> [Challenge]: Go through the material below and copy each line where the word "right" appears.

> [Data to use]:
>>>
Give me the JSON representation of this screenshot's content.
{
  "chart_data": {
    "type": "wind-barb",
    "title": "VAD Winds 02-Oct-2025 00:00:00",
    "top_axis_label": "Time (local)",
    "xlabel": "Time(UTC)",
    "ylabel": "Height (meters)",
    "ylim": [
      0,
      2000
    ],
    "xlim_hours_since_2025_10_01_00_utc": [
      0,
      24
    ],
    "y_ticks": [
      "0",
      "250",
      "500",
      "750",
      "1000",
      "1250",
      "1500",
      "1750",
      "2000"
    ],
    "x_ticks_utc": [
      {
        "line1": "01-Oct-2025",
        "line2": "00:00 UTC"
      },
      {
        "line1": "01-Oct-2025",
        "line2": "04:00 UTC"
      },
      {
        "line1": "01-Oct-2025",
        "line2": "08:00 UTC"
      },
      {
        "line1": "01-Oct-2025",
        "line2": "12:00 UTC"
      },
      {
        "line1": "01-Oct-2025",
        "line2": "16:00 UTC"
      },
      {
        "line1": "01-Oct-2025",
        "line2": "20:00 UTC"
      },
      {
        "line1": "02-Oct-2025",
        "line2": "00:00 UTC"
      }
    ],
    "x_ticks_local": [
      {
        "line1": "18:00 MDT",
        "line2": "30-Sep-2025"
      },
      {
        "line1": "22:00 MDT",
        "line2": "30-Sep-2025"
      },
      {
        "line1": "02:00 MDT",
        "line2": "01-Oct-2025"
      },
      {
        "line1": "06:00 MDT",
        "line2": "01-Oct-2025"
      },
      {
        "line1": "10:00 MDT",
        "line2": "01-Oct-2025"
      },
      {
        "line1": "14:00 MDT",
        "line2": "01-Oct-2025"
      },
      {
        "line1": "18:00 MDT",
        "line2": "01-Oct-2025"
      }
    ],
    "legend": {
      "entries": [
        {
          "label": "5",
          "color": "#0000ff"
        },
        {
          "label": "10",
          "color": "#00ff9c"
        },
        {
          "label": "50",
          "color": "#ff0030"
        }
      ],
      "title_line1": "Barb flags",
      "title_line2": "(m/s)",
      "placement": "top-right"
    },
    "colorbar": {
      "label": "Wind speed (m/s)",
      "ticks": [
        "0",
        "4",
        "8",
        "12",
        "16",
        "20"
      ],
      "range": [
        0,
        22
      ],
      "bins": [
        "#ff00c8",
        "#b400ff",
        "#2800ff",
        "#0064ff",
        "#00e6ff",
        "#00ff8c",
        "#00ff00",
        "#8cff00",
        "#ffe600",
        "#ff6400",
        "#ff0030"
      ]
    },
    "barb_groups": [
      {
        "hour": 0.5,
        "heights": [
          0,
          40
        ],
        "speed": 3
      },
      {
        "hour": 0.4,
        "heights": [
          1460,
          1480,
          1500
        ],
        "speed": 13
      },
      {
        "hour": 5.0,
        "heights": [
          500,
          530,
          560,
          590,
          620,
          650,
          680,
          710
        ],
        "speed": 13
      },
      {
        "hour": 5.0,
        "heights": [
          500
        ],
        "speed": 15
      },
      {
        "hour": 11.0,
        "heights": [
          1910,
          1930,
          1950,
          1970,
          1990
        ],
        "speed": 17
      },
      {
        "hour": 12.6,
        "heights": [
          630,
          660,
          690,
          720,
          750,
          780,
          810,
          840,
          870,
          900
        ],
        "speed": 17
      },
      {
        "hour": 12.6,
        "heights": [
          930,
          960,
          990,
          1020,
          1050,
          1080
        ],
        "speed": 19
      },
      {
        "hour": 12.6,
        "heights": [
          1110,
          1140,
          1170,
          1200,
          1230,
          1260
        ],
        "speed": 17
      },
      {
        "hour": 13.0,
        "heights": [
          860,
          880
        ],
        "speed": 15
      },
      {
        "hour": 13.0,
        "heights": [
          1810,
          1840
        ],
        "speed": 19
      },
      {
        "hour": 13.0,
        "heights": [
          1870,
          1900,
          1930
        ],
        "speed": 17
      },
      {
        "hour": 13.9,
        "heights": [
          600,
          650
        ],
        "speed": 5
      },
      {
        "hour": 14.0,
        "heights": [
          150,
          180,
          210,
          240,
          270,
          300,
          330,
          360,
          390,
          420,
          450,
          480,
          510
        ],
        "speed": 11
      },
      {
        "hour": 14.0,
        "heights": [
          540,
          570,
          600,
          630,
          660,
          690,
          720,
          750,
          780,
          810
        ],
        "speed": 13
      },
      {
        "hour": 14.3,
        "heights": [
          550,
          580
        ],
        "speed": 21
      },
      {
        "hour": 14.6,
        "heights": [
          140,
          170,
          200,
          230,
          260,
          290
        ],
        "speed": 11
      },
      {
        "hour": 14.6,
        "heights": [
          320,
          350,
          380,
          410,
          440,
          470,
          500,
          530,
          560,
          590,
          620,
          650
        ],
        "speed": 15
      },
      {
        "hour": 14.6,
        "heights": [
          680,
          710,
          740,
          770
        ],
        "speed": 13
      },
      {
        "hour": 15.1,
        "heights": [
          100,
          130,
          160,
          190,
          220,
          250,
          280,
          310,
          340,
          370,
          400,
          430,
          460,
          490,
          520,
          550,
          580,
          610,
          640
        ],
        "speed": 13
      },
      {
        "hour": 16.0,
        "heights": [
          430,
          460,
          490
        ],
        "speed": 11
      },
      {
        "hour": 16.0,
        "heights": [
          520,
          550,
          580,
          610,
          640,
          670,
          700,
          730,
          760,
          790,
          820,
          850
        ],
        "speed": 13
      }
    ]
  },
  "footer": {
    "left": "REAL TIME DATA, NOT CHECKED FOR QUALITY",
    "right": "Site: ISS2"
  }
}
<<<
> [Output for this task]:
      "placement": "top-right"
    "right": "Site: ISS2"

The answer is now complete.